#### [Directive]
Verbatim output of all the material below is required.

#### [Information supplied]
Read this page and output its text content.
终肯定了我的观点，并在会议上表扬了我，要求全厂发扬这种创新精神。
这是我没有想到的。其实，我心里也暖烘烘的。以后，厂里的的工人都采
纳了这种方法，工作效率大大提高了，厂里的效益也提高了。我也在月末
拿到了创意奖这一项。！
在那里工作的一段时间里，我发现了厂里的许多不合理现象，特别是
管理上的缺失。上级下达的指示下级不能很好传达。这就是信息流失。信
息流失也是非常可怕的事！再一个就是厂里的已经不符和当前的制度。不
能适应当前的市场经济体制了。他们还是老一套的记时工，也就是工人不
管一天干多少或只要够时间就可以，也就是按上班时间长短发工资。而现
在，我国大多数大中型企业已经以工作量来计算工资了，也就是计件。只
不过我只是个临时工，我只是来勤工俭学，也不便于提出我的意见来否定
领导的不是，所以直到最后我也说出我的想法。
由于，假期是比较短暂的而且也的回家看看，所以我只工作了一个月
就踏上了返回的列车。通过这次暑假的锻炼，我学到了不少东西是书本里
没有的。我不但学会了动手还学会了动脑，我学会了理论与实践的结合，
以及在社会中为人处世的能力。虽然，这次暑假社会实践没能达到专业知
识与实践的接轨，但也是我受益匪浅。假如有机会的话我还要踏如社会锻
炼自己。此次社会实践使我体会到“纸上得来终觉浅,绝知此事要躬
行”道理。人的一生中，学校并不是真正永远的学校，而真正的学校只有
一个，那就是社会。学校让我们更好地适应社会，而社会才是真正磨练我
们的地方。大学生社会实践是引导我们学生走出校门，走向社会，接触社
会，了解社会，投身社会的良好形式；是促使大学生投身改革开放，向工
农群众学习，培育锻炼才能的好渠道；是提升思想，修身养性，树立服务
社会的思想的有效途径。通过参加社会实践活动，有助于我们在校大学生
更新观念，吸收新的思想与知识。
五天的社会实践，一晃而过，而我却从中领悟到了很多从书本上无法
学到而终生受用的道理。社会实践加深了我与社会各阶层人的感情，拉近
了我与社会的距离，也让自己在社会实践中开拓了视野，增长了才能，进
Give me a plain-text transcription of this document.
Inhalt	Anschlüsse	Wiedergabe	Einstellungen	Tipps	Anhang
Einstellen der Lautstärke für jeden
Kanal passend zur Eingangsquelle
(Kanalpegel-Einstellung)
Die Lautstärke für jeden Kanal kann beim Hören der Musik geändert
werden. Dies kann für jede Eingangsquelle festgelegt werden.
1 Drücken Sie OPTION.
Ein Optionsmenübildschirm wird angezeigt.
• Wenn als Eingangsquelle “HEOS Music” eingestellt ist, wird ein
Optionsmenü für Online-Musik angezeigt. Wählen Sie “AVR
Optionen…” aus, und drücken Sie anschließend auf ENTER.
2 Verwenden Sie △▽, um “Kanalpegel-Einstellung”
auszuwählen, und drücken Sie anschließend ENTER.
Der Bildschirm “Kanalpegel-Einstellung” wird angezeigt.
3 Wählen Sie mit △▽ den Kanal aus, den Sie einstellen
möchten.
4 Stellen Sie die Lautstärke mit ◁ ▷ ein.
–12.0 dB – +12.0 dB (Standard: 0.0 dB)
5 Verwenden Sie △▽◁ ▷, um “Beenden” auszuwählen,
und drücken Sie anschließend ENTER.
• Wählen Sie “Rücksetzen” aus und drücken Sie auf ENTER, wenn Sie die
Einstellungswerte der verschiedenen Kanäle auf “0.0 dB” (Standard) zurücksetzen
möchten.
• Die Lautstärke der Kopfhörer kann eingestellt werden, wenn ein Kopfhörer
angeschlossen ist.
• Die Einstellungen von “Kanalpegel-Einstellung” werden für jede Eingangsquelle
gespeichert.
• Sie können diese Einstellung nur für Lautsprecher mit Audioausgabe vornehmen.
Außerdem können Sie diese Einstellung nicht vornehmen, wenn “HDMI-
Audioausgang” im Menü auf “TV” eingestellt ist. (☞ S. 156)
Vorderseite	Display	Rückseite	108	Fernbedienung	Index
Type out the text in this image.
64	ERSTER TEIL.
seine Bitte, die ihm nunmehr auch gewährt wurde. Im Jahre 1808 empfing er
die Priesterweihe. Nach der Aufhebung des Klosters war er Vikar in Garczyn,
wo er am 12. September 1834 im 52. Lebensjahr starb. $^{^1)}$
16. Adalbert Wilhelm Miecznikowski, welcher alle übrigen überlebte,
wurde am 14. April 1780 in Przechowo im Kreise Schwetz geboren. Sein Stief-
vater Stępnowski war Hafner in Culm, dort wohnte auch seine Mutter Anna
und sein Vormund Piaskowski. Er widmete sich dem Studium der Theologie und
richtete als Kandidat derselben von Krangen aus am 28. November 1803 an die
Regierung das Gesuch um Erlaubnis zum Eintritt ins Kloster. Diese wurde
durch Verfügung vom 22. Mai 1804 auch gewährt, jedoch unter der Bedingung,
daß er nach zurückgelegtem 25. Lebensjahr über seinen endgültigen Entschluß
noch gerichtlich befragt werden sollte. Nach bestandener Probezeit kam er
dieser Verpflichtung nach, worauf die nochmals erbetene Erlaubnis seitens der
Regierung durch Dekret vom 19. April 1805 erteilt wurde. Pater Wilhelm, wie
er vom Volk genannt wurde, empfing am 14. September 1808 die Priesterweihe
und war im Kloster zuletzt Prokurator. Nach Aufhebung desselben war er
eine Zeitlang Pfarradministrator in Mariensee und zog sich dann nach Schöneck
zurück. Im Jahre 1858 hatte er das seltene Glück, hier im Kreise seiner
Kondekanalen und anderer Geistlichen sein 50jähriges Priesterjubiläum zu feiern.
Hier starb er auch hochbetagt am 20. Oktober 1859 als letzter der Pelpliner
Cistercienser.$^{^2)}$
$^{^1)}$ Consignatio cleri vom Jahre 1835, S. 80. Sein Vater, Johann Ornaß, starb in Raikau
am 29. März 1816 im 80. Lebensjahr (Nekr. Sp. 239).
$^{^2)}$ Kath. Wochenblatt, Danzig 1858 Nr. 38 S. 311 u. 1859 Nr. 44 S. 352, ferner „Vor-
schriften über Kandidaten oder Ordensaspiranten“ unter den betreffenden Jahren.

#### [Finished exercise]
Read this page and output its text content.
终肯定了我的观点，并在会议上表扬了我，要求全厂发扬这种创新精神。
这是我没有想到的。其实，我心里也暖烘烘的。以后，厂里的的工人都采
纳了这种方法，工作效率大大提高了，厂里的效益也提高了。我也在月末
拿到了创意奖这一项。！
在那里工作的一段时间里，我发现了厂里的许多不合理现象，特别是
管理上的缺失。上级下达的指示下级不能很好传达。这就是信息流失。信
息流失也是非常可怕的事！再一个就是厂里的已经不符和当前的制度。不
能适应当前的市场经济体制了。他们还是老一套的记时工，也就是工人不
管一天干多少或只要够时间就可以，也就是按上班时间长短发工资。而现
在，我国大多数大中型企业已经以工作量来计算工资了，也就是计件。只
不过我只是个临时工，我只是来勤工俭学，也不便于提出我的意见来否定
领导的不是，所以直到最后我也说出我的想法。
由于，假期是比较短暂的而且也的回家看看，所以我只工作了一个月
就踏上了返回的列车。通过这次暑假的锻炼，我学到了不少东西是书本里
没有的。我不但学会了动手还学会了动脑，我学会了理论与实践的结合，
以及在社会中为人处世的能力。虽然，这次暑假社会实践没能达到专业知
识与实践的接轨，但也是我受益匪浅。假如有机会的话我还要踏如社会锻
炼自己。此次社会实践使我体会到“纸上得来终觉浅,绝知此事要躬
行”道理。人的一生中，学校并不是真正永远的学校，而真正的学校只有
一个，那就是社会。学校让我们更好地适应社会，而社会才是真正磨练我
们的地方。大学生社会实践是引导我们学生走出校门，走向社会，接触社
会，了解社会，投身社会的良好形式；是促使大学生投身改革开放，向工
农群众学习，培育锻炼才能的好渠道；是提升思想，修身养性，树立服务
社会的思想的有效途径。通过参加社会实践活动，有助于我们在校大学生
更新观念，吸收新的思想与知识。
五天的社会实践，一晃而过，而我却从中领悟到了很多从书本上无法
学到而终生受用的道理。社会实践加深了我与社会各阶层人的感情，拉近
了我与社会的距离，也让自己在社会实践中开拓了视野，增长了才能，进
Give me a plain-text transcription of this document.
Inhalt	Anschlüsse	Wiedergabe	Einstellungen	Tipps	Anhang
Einstellen der Lautstärke für jeden
Kanal passend zur Eingangsquelle
(Kanalpegel-Einstellung)
Die Lautstärke für jeden Kanal kann beim Hören der Musik geändert
werden. Dies kann für jede Eingangsquelle festgelegt werden.
1 Drücken Sie OPTION.
Ein Optionsmenübildschirm wird angezeigt.
• Wenn als Eingangsquelle “HEOS Music” eingestellt ist, wird ein
Optionsmenü für Online-Musik angezeigt. Wählen Sie “AVR
Optionen…” aus, und drücken Sie anschließend auf ENTER.
2 Verwenden Sie △▽, um “Kanalpegel-Einstellung”
auszuwählen, und drücken Sie anschließend ENTER.
Der Bildschirm “Kanalpegel-Einstellung” wird angezeigt.
3 Wählen Sie mit △▽ den Kanal aus, den Sie einstellen
möchten.
4 Stellen Sie die Lautstärke mit ◁ ▷ ein.
–12.0 dB – +12.0 dB (Standard: 0.0 dB)
5 Verwenden Sie △▽◁ ▷, um “Beenden” auszuwählen,
und drücken Sie anschließend ENTER.
• Wählen Sie “Rücksetzen” aus und drücken Sie auf ENTER, wenn Sie die
Einstellungswerte der verschiedenen Kanäle auf “0.0 dB” (Standard) zurücksetzen
möchten.
• Die Lautstärke der Kopfhörer kann eingestellt werden, wenn ein Kopfhörer
angeschlossen ist.
• Die Einstellungen von “Kanalpegel-Einstellung” werden für jede Eingangsquelle
gespeichert.
• Sie können diese Einstellung nur für Lautsprecher mit Audioausgabe vornehmen.
Außerdem können Sie diese Einstellung nicht vornehmen, wenn “HDMI-
Audioausgang” im Menü auf “TV” eingestellt ist. (☞ S. 156)
Vorderseite	Display	Rückseite	108	Fernbedienung	Index
Type out the text in this image.
64	ERSTER TEIL.
seine Bitte, die ihm nunmehr auch gewährt wurde. Im Jahre 1808 empfing er
die Priesterweihe. Nach der Aufhebung des Klosters war er Vikar in Garczyn,
wo er am 12. September 1834 im 52. Lebensjahr starb. $^{^1)}$
16. Adalbert Wilhelm Miecznikowski, welcher alle übrigen überlebte,
wurde am 14. April 1780 in Przechowo im Kreise Schwetz geboren. Sein Stief-
vater Stępnowski war Hafner in Culm, dort wohnte auch seine Mutter Anna
und sein Vormund Piaskowski. Er widmete sich dem Studium der Theologie und
richtete als Kandidat derselben von Krangen aus am 28. November 1803 an die
Regierung das Gesuch um Erlaubnis zum Eintritt ins Kloster. Diese wurde
durch Verfügung vom 22. Mai 1804 auch gewährt, jedoch unter der Bedingung,
daß er nach zurückgelegtem 25. Lebensjahr über seinen endgültigen Entschluß
noch gerichtlich befragt werden sollte. Nach bestandener Probezeit kam er
dieser Verpflichtung nach, worauf die nochmals erbetene Erlaubnis seitens der
Regierung durch Dekret vom 19. April 1805 erteilt wurde. Pater Wilhelm, wie
er vom Volk genannt wurde, empfing am 14. September 1808 die Priesterweihe
und war im Kloster zuletzt Prokurator. Nach Aufhebung desselben war er
eine Zeitlang Pfarradministrator in Mariensee und zog sich dann nach Schöneck
zurück. Im Jahre 1858 hatte er das seltene Glück, hier im Kreise seiner
Kondekanalen und anderer Geistlichen sein 50jähriges Priesterjubiläum zu feiern.
Hier starb er auch hochbetagt am 20. Oktober 1859 als letzter der Pelpliner
Cistercienser.$^{^2)}$
$^{^1)}$ Consignatio cleri vom Jahre 1835, S. 80. Sein Vater, Johann Ornaß, starb in Raikau
am 29. März 1816 im 80. Lebensjahr (Nekr. Sp. 239).
$^{^2)}$ Kath. Wochenblatt, Danzig 1858 Nr. 38 S. 311 u. 1859 Nr. 44 S. 352, ferner „Vor-
schriften über Kandidaten oder Ordensaspiranten“ unter den betreffenden Jahren.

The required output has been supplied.